* Written problem
Only the number is wanted: how many lines contain "доходом"?

* Raw records
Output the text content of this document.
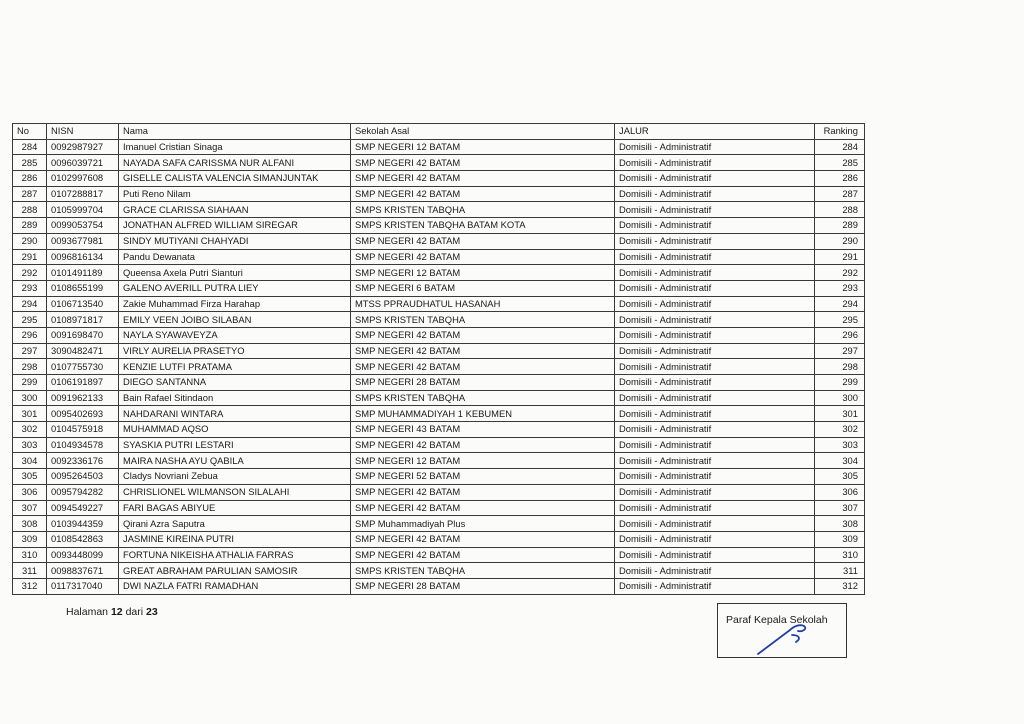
No	NISN	Nama	Sekolah Asal	JALUR	Ranking
284	0092987927	Imanuel Cristian Sinaga	SMP NEGERI 12 BATAM	Domisili - Administratif	284
285	0096039721	NAYADA SAFA CARISSMA NUR ALFANI	SMP NEGERI 42 BATAM	Domisili - Administratif	285
286	0102997608	GISELLE CALISTA VALENCIA SIMANJUNTAK	SMP NEGERI 42 BATAM	Domisili - Administratif	286
287	0107288817	Puti Reno Nilam	SMP NEGERI 42 BATAM	Domisili - Administratif	287
288	0105999704	GRACE CLARISSA SIAHAAN	SMPS KRISTEN TABQHA	Domisili - Administratif	288
289	0099053754	JONATHAN ALFRED WILLIAM SIREGAR	SMPS KRISTEN TABQHA BATAM KOTA	Domisili - Administratif	289
290	0093677981	SINDY MUTIYANI CHAHYADI	SMP NEGERI 42 BATAM	Domisili - Administratif	290
291	0096816134	Pandu Dewanata	SMP NEGERI 42 BATAM	Domisili - Administratif	291
292	0101491189	Queensa Axela Putri Sianturi	SMP NEGERI 12 BATAM	Domisili - Administratif	292
293	0108655199	GALENO AVERILL PUTRA LIEY	SMP NEGERI 6 BATAM	Domisili - Administratif	293
294	0106713540	Zakie Muhammad Firza Harahap	MTSS PPRAUDHATUL HASANAH	Domisili - Administratif	294
295	0108971817	EMILY VEEN JOIBO SILABAN	SMPS KRISTEN TABQHA	Domisili - Administratif	295
296	0091698470	NAYLA SYAWAVEYZA	SMP NEGERI 42 BATAM	Domisili - Administratif	296
297	3090482471	VIRLY AURELIA PRASETYO	SMP NEGERI 42 BATAM	Domisili - Administratif	297
298	0107755730	KENZIE LUTFI PRATAMA	SMP NEGERI 42 BATAM	Domisili - Administratif	298
299	0106191897	DIEGO SANTANNA	SMP NEGERI 28 BATAM	Domisili - Administratif	299
300	0091962133	Bain Rafael Sitindaon	SMPS KRISTEN TABQHA	Domisili - Administratif	300
301	0095402693	NAHDARANI WINTARA	SMP MUHAMMADIYAH 1 KEBUMEN	Domisili - Administratif	301
302	0104575918	MUHAMMAD AQSO	SMP NEGERI 43 BATAM	Domisili - Administratif	302
303	0104934578	SYASKIA PUTRI LESTARI	SMP NEGERI 42 BATAM	Domisili - Administratif	303
304	0092336176	MAIRA NASHA AYU QABILA	SMP NEGERI 12 BATAM	Domisili - Administratif	304
305	0095264503	Cladys Novriani Zebua	SMP NEGERI 52 BATAM	Domisili - Administratif	305
306	0095794282	CHRISLIONEL WILMANSON SILALAHI	SMP NEGERI 42 BATAM	Domisili - Administratif	306
307	0094549227	FARI BAGAS ABIYUE	SMP NEGERI 42 BATAM	Domisili - Administratif	307
308	0103944359	Qirani Azra Saputra	SMP Muhammadiyah Plus	Domisili - Administratif	308
309	0108542863	JASMINE KIREINA PUTRI	SMP NEGERI 42 BATAM	Domisili - Administratif	309
310	0093448099	FORTUNA NIKEISHA ATHALIA FARRAS	SMP NEGERI 42 BATAM	Domisili - Administratif	310
311	0098837671	GREAT ABRAHAM PARULIAN SAMOSIR	SMPS KRISTEN TABQHA	Domisili - Administratif	311
312	0117317040	DWI NAZLA FATRI RAMADHAN	SMP NEGERI 28 BATAM	Domisili - Administratif	312
Halaman 12 dari 23
Paraf Kepala Sekolah
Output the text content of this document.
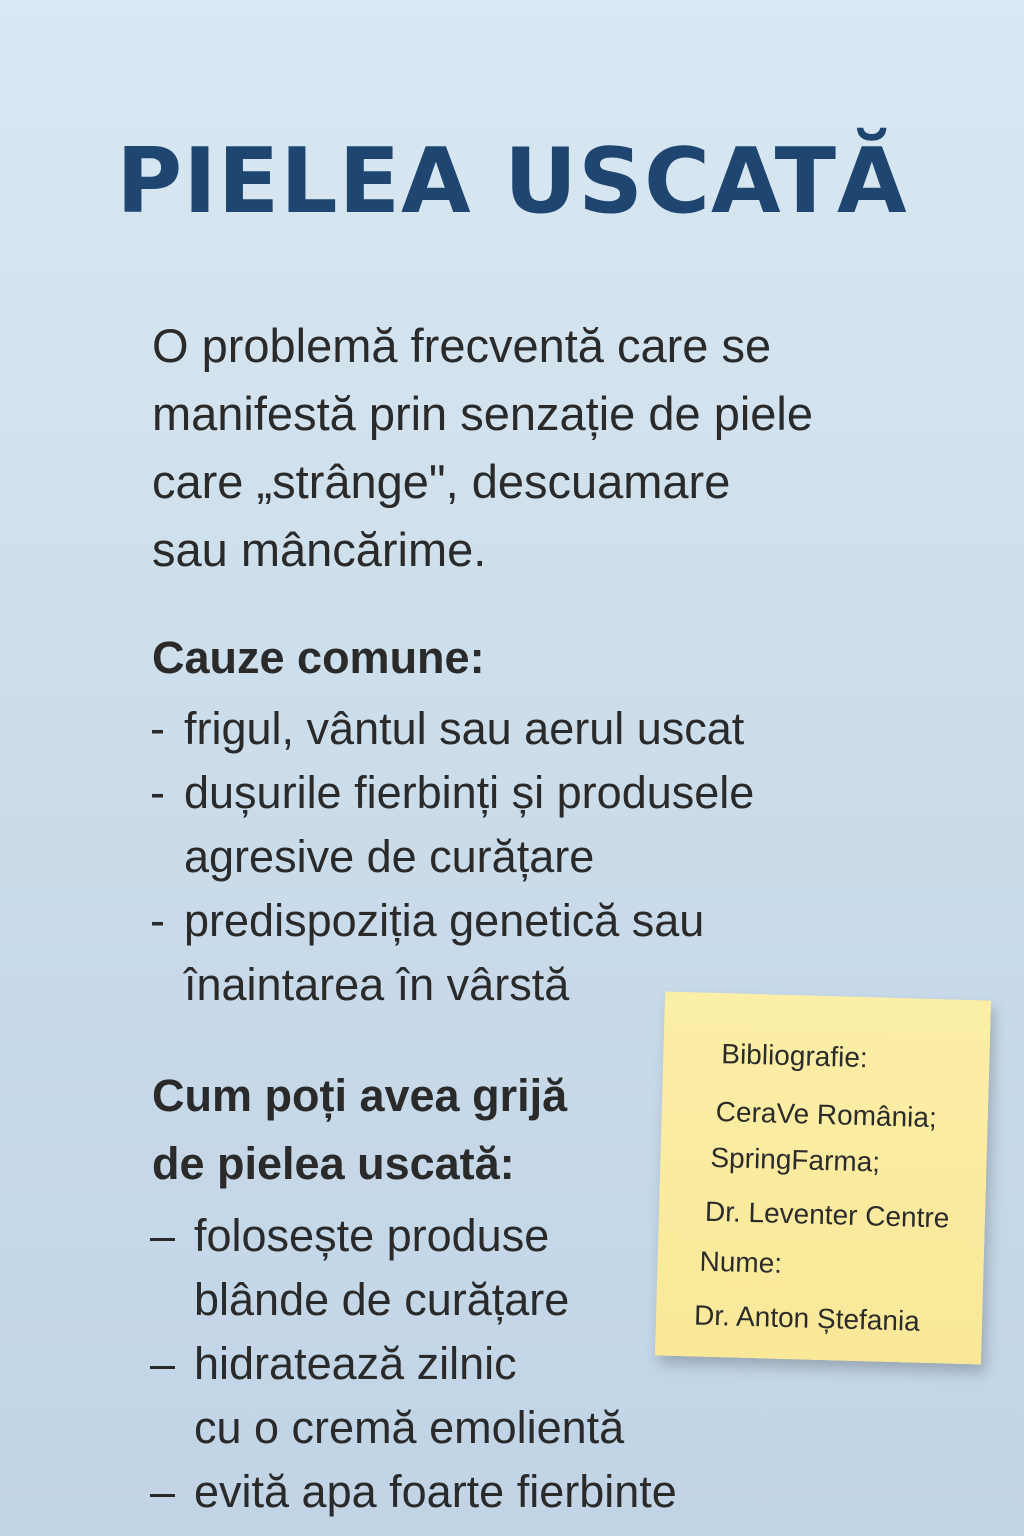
PIELEA USCATĂ

O problemă frecventă care se
manifestă prin senzație de piele
care „strânge", descuamare
sau mâncărime.

Cauze comune:
- frigul, vântul sau aerul uscat
- dușurile fierbinți și produsele
agresive de curățare
- predispoziția genetică sau
înaintarea în vârstă
Cum poți avea grijă
de pielea uscată:
– folosește produse
blânde de curățare
– hidratează zilnic
cu o cremă emolientă
– evită apa foarte fierbinte
Bibliografie:
CeraVe România;
SpringFarma;
Dr. Leventer Centre
Nume:
Dr. Anton Ștefania
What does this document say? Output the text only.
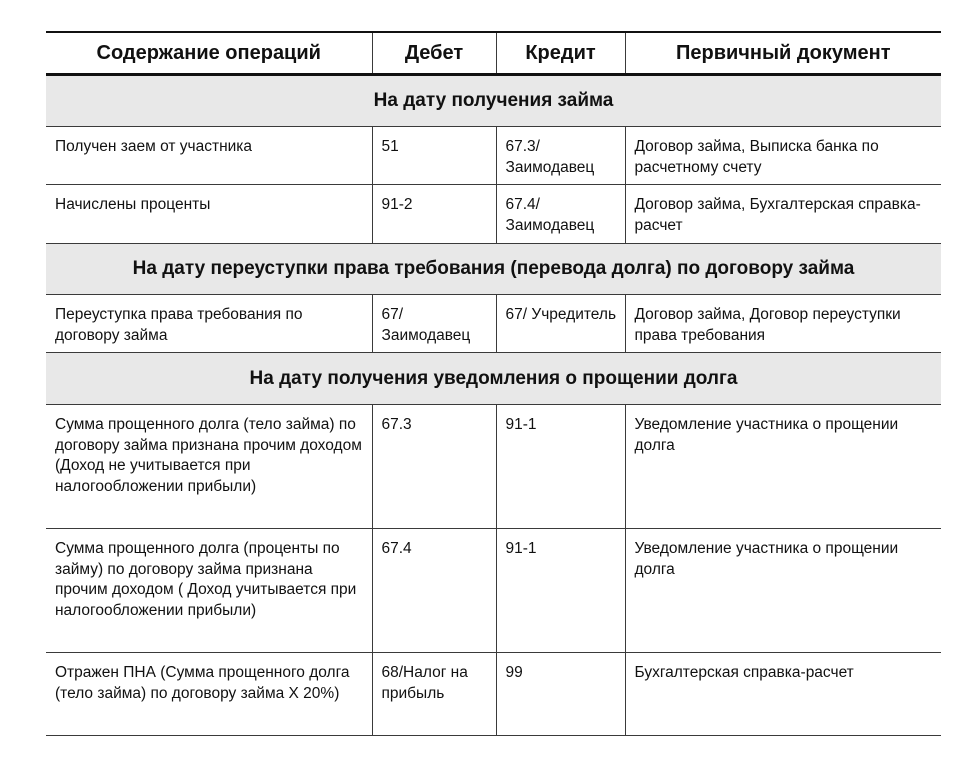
Содержание операций	Дебет	Кредит	Первичный документ
На дату получения займа			

Получен заем от участника	51	67.3/ Заимодавец	Договор займа, Выписка банка по расчетному счету

Начислены проценты	91-2	67.4/ Заимодавец	Договор займа, Бухгалтерская справка-расчет

На дату переуступки права требования (перевода долга) по договору займа			

Переуступка права требования по договору займа	67/ Заимодавец	67/ Учредитель	Договор займа, Договор переуступки права требования

На дату получения уведомления о прощении долга			

Сумма прощенного долга (тело займа) по договору займа признана прочим доходом (Доход не учитывается при налогообложении прибыли)	67.3	91-1	Уведомление участника о прощении долга

Сумма прощенного долга (проценты по займу) по договору займа признана прочим доходом ( Доход учитывается при налогообложении прибыли)	67.4	91-1	Уведомление участника о прощении долга

Отражен ПНА (Сумма прощенного долга (тело займа) по договору займа Х 20%)	68/Налог на прибыль	99	Бухгалтерская справка-расчет
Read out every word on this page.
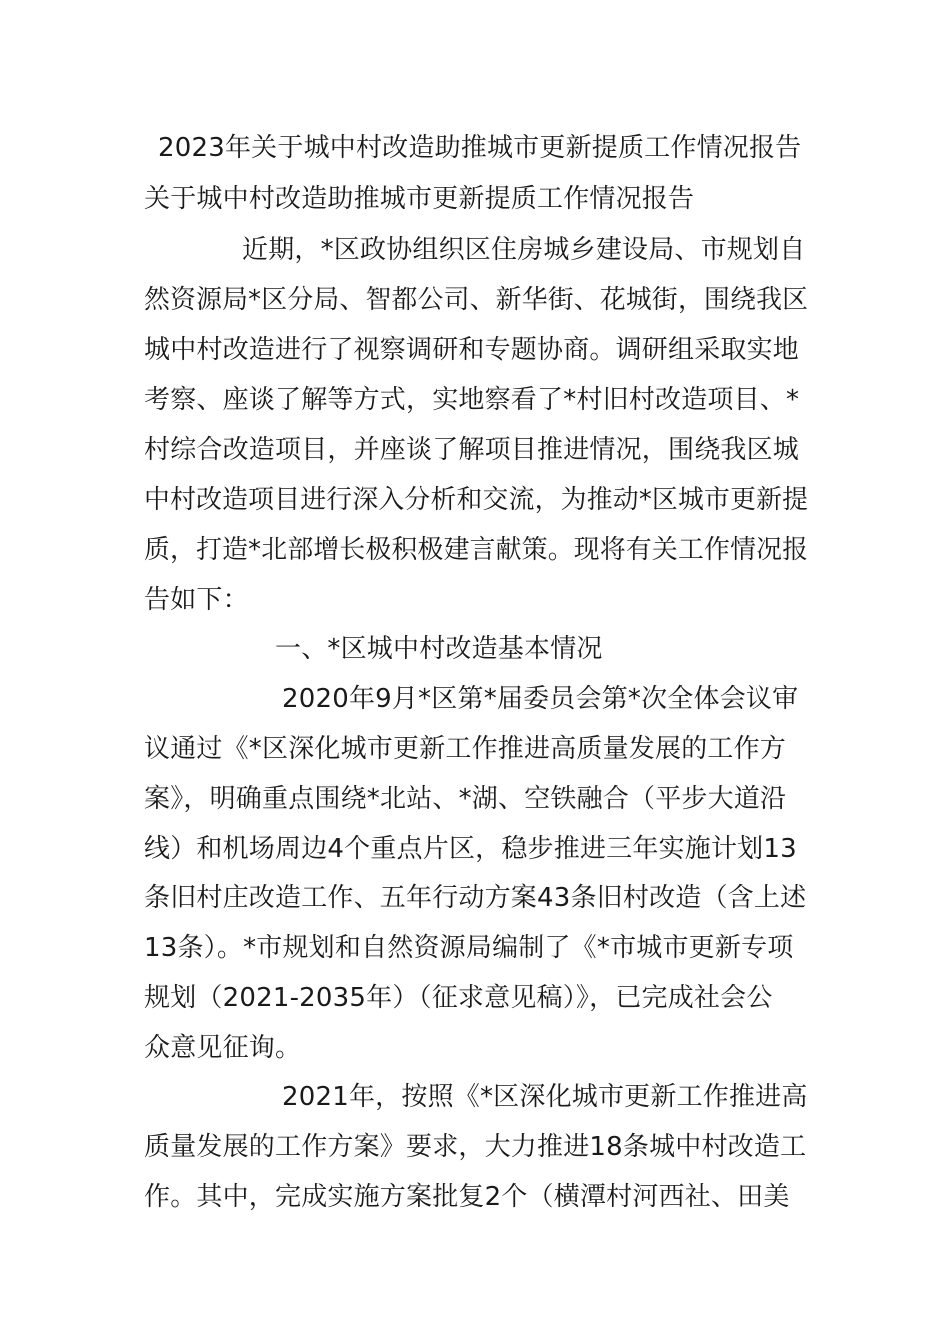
2023年关于城中村改造助推城市更新提质工作情况报告
关于城中村改造助推城市更新提质工作情况报告
近期，*区政协组织区住房城乡建设局、市规划自
然资源局*区分局、智都公司、新华街、花城街，围绕我区
城中村改造进行了视察调研和专题协商。调研组采取实地
考察、座谈了解等方式，实地察看了*村旧村改造项目、*
村综合改造项目，并座谈了解项目推进情况，围绕我区城
中村改造项目进行深入分析和交流，为推动*区城市更新提
质，打造*北部增长极积极建言献策。现将有关工作情况报
告如下：
一、*区城中村改造基本情况
2020年9月*区第*届委员会第*次全体会议审
议通过《*区深化城市更新工作推进高质量发展的工作方
案》，明确重点围绕*北站、*湖、空铁融合（平步大道沿
线）和机场周边4个重点片区，稳步推进三年实施计划13
条旧村庄改造工作、五年行动方案43条旧村改造（含上述
13条）。*市规划和自然资源局编制了《*市城市更新专项
规划（2021-2035年）（征求意见稿）》，已完成社会公
众意见征询。
2021年，按照《*区深化城市更新工作推进高
质量发展的工作方案》要求，大力推进18条城中村改造工
作。其中，完成实施方案批复2个（横潭村河西社、田美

* Solution to the exercise
2